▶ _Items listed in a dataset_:
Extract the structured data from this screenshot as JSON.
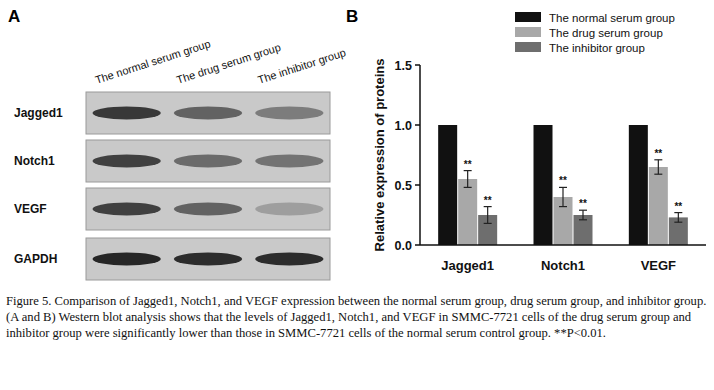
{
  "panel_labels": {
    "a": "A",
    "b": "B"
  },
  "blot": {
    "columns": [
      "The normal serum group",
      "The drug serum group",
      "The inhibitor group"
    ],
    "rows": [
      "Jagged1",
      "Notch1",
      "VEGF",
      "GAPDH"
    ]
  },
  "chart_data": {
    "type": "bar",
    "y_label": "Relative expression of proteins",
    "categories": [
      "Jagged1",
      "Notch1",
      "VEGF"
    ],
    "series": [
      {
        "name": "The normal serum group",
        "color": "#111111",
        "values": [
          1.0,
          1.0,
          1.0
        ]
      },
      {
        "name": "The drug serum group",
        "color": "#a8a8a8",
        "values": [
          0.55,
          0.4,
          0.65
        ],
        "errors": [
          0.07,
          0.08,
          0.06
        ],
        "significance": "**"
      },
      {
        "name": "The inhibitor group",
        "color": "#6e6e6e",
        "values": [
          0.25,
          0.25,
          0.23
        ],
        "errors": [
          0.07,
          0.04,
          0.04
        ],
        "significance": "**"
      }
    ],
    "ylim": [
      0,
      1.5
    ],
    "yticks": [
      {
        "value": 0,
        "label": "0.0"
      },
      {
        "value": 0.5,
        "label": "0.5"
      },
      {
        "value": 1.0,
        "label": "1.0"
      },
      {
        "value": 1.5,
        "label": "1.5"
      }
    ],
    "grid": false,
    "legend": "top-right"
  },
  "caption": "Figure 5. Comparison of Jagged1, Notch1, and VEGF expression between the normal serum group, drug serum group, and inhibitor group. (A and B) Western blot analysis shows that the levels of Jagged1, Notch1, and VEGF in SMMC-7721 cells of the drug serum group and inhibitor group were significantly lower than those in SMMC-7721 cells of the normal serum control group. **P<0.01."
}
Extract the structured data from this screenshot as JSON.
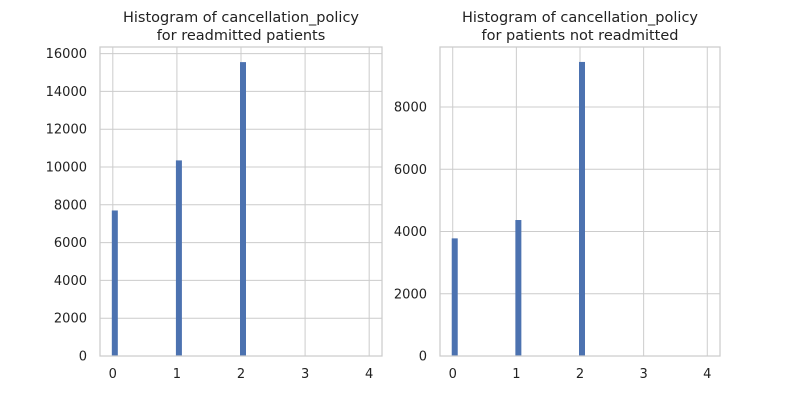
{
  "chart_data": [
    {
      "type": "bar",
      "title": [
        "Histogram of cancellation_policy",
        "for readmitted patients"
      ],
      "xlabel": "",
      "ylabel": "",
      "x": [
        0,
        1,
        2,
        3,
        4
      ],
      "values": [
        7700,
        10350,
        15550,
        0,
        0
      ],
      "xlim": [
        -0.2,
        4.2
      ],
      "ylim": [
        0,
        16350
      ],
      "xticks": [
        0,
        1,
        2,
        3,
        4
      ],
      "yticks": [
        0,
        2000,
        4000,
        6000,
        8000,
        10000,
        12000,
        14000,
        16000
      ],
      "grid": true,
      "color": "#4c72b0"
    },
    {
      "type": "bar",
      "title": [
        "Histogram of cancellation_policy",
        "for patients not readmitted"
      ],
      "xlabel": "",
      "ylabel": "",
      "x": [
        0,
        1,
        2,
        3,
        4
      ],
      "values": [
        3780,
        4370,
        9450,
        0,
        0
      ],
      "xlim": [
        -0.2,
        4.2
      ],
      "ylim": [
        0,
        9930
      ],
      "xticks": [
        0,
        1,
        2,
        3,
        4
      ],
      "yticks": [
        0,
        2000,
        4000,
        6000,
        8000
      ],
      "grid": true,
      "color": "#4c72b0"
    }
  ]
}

▶ _WORK TASK_: The entries above should be given again exactly, minus any pictures.

▶ _ANSWER TO THE EXERCISE_:
Extract the structured data from this screenshot as JSON.
{
  "panel_labels": {
    "a": "A",
    "b": "B"
  },
  "blot": {
    "columns": [
      "The normal serum group",
      "The drug serum group",
      "The inhibitor group"
    ],
    "rows": [
      "Jagged1",
      "Notch1",
      "VEGF",
      "GAPDH"
    ]
  },
  "chart_data": {
    "type": "bar",
    "y_label": "Relative expression of proteins",
    "categories": [
      "Jagged1",
      "Notch1",
      "VEGF"
    ],
    "series": [
      {
        "name": "The normal serum group",
        "color": "#111111",
        "values": [
          1.0,
          1.0,
          1.0
        ]
      },
      {
        "name": "The drug serum group",
        "color": "#a8a8a8",
        "values": [
          0.55,
          0.4,
          0.65
        ],
        "errors": [
          0.07,
          0.08,
          0.06
        ],
        "significance": "**"
      },
      {
        "name": "The inhibitor group",
        "color": "#6e6e6e",
        "values": [
          0.25,
          0.25,
          0.23
        ],
        "errors": [
          0.07,
          0.04,
          0.04
        ],
        "significance": "**"
      }
    ],
    "ylim": [
      0,
      1.5
    ],
    "yticks": [
      {
        "value": 0,
        "label": "0.0"
      },
      {
        "value": 0.5,
        "label": "0.5"
      },
      {
        "value": 1.0,
        "label": "1.0"
      },
      {
        "value": 1.5,
        "label": "1.5"
      }
    ],
    "grid": false,
    "legend": "top-right"
  },
  "caption": "Figure 5. Comparison of Jagged1, Notch1, and VEGF expression between the normal serum group, drug serum group, and inhibitor group. (A and B) Western blot analysis shows that the levels of Jagged1, Notch1, and VEGF in SMMC-7721 cells of the drug serum group and inhibitor group were significantly lower than those in SMMC-7721 cells of the normal serum control group. **P<0.01."
}
Extract the structured data from this screenshot as JSON.
{
  "chart_data": [
    {
      "type": "bar",
      "title": [
        "Histogram of cancellation_policy",
        "for readmitted patients"
      ],
      "xlabel": "",
      "ylabel": "",
      "x": [
        0,
        1,
        2,
        3,
        4
      ],
      "values": [
        7700,
        10350,
        15550,
        0,
        0
      ],
      "xlim": [
        -0.2,
        4.2
      ],
      "ylim": [
        0,
        16350
      ],
      "xticks": [
        0,
        1,
        2,
        3,
        4
      ],
      "yticks": [
        0,
        2000,
        4000,
        6000,
        8000,
        10000,
        12000,
        14000,
        16000
      ],
      "grid": true,
      "color": "#4c72b0"
    },
    {
      "type": "bar",
      "title": [
        "Histogram of cancellation_policy",
        "for patients not readmitted"
      ],
      "xlabel": "",
      "ylabel": "",
      "x": [
        0,
        1,
        2,
        3,
        4
      ],
      "values": [
        3780,
        4370,
        9450,
        0,
        0
      ],
      "xlim": [
        -0.2,
        4.2
      ],
      "ylim": [
        0,
        9930
      ],
      "xticks": [
        0,
        1,
        2,
        3,
        4
      ],
      "yticks": [
        0,
        2000,
        4000,
        6000,
        8000
      ],
      "grid": true,
      "color": "#4c72b0"
    }
  ]
}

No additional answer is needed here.